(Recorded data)

[start]

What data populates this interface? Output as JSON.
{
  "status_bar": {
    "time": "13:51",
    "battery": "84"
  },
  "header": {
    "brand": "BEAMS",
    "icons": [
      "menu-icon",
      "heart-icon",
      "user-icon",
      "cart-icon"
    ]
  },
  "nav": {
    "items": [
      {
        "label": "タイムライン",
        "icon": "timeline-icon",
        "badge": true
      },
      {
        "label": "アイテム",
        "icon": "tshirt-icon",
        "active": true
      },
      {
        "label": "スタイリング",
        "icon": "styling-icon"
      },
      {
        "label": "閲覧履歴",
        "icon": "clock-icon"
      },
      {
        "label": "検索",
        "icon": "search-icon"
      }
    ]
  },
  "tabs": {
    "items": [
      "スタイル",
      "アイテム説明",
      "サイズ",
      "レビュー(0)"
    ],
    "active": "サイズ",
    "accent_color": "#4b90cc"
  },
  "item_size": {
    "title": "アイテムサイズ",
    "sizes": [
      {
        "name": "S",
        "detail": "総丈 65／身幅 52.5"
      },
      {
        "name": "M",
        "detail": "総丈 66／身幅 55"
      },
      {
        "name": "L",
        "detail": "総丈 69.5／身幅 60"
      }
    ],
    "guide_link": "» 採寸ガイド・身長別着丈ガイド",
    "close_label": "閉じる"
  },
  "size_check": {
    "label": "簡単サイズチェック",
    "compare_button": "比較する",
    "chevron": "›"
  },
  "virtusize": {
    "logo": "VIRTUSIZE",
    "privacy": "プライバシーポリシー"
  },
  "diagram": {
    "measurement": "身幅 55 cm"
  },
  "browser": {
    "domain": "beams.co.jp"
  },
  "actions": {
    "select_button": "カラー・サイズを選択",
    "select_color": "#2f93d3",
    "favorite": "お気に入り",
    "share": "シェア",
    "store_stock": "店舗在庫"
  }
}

[end]

* Exercise requirements
Set down the material above again, word for word.

* Solution to this task
What data populates this interface? Output as JSON.
{
  "status_bar": {
    "time": "13:51",
    "battery": "84"
  },
  "header": {
    "brand": "BEAMS",
    "icons": [
      "menu-icon",
      "heart-icon",
      "user-icon",
      "cart-icon"
    ]
  },
  "nav": {
    "items": [
      {
        "label": "タイムライン",
        "icon": "timeline-icon",
        "badge": true
      },
      {
        "label": "アイテム",
        "icon": "tshirt-icon",
        "active": true
      },
      {
        "label": "スタイリング",
        "icon": "styling-icon"
      },
      {
        "label": "閲覧履歴",
        "icon": "clock-icon"
      },
      {
        "label": "検索",
        "icon": "search-icon"
      }
    ]
  },
  "tabs": {
    "items": [
      "スタイル",
      "アイテム説明",
      "サイズ",
      "レビュー(0)"
    ],
    "active": "サイズ",
    "accent_color": "#4b90cc"
  },
  "item_size": {
    "title": "アイテムサイズ",
    "sizes": [
      {
        "name": "S",
        "detail": "総丈 65／身幅 52.5"
      },
      {
        "name": "M",
        "detail": "総丈 66／身幅 55"
      },
      {
        "name": "L",
        "detail": "総丈 69.5／身幅 60"
      }
    ],
    "guide_link": "» 採寸ガイド・身長別着丈ガイド",
    "close_label": "閉じる"
  },
  "size_check": {
    "label": "簡単サイズチェック",
    "compare_button": "比較する",
    "chevron": "›"
  },
  "virtusize": {
    "logo": "VIRTUSIZE",
    "privacy": "プライバシーポリシー"
  },
  "diagram": {
    "measurement": "身幅 55 cm"
  },
  "browser": {
    "domain": "beams.co.jp"
  },
  "actions": {
    "select_button": "カラー・サイズを選択",
    "select_color": "#2f93d3",
    "favorite": "お気に入り",
    "share": "シェア",
    "store_stock": "店舗在庫"
  }
}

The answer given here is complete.